▽

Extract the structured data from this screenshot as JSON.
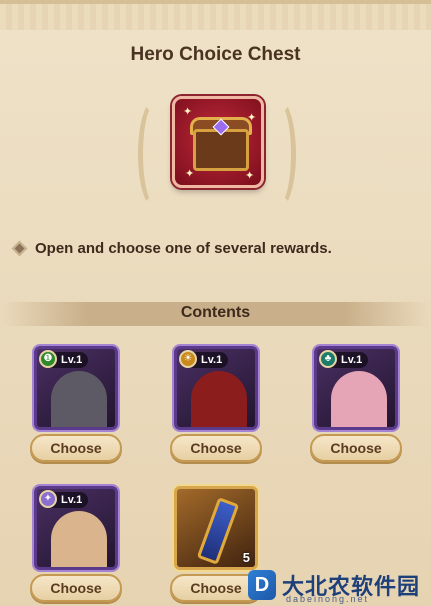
{
  "dialog": {
    "title": "Hero Choice Chest",
    "description": "Open and choose one of several rewards.",
    "contents_label": "Contents"
  },
  "colors": {
    "chest_tile": "#c02a3a",
    "epic_frame": "#5b3a8c",
    "gold_frame": "#d7a64d",
    "button_text": "#5a3b20"
  },
  "rewards": [
    {
      "level": "Lv.1",
      "faction_icon": "nature-faction-icon",
      "button": "Choose",
      "portrait_color": "#5d5a66"
    },
    {
      "level": "Lv.1",
      "faction_icon": "sun-faction-icon",
      "button": "Choose",
      "portrait_color": "#8b1d1d"
    },
    {
      "level": "Lv.1",
      "faction_icon": "forest-faction-icon",
      "button": "Choose",
      "portrait_color": "#e6a5b7"
    },
    {
      "level": "Lv.1",
      "faction_icon": "star-faction-icon",
      "button": "Choose",
      "portrait_color": "#d9b48c"
    },
    {
      "item": "gear-item-icon",
      "quantity": "5",
      "button": "Choose"
    }
  ],
  "watermark": {
    "logo_letter": "D",
    "text": "大北农软件园",
    "subtext": "dabeinong.net"
  }
}
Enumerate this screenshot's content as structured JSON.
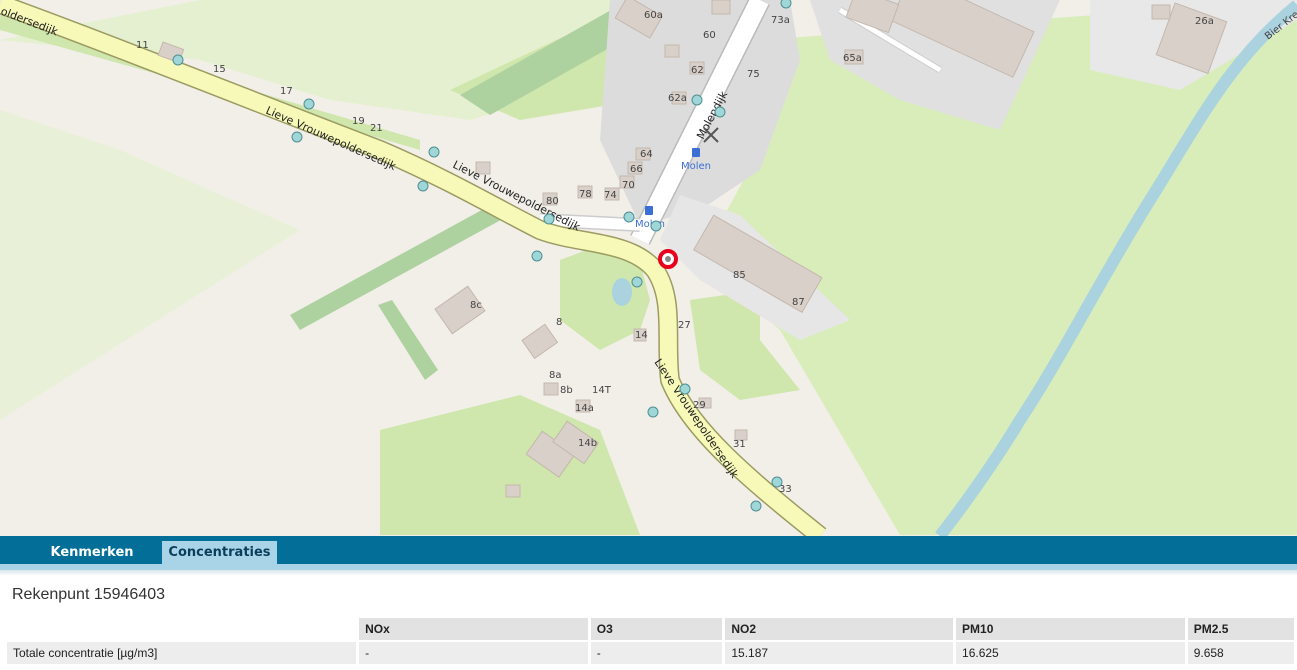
{
  "map": {
    "street_labels": {
      "top_left": "oldersedijk",
      "main_upper": "Lieve Vrouwepoldersedijk",
      "main_middle": "Lieve Vrouwepoldersedijk",
      "main_lower": "Lieve Vrouwepoldersedijk",
      "molendijk": "Molendijk",
      "creek": "Bier Kree"
    },
    "house_numbers": {
      "n11": "11",
      "n15": "15",
      "n17": "17",
      "n19": "19",
      "n21": "21",
      "n60a": "60a",
      "n60": "60",
      "n62": "62",
      "n62a": "62a",
      "n64": "64",
      "n66": "66",
      "n70": "70",
      "n74": "74",
      "n78": "78",
      "n80": "80",
      "n73a": "73a",
      "n75": "75",
      "n65a": "65a",
      "n26a": "26a",
      "n85": "85",
      "n87": "87",
      "n27": "27",
      "n8c": "8c",
      "n8": "8",
      "n8a": "8a",
      "n8b": "8b",
      "n14": "14",
      "n14T": "14T",
      "n14a": "14a",
      "n14b": "14b",
      "n29": "29",
      "n31": "31",
      "n33": "33"
    },
    "poi_labels": {
      "bus_stop_1": "Molen",
      "bus_stop_2": "Molen"
    },
    "colors": {
      "background": "#f2efe9",
      "meadow": "#d9edba",
      "grassland": "#cfe6ac",
      "forest": "#aed1a0",
      "main_road": "#f7f9b8",
      "road_casing": "#9b9b62",
      "water": "#aad3df",
      "building": "#d9d0c9",
      "measurement_point": "#9fd6d8",
      "selected_point": "#e8001c"
    }
  },
  "tabs": [
    {
      "label": "Kenmerken",
      "active": false
    },
    {
      "label": "Concentraties",
      "active": true
    }
  ],
  "panel": {
    "title": "Rekenpunt 15946403",
    "table": {
      "columns": [
        "NOx",
        "O3",
        "NO2",
        "PM10",
        "PM2.5"
      ],
      "rows": [
        {
          "label": "Totale concentratie [µg/m3]",
          "values": [
            "-",
            "-",
            "15.187",
            "16.625",
            "9.658"
          ]
        }
      ]
    }
  }
}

△

Goal:
Copy out every line from the records that has the word "rewards".

Correct result:
    "description": "Open and choose one of several rewards.",
  "rewards": [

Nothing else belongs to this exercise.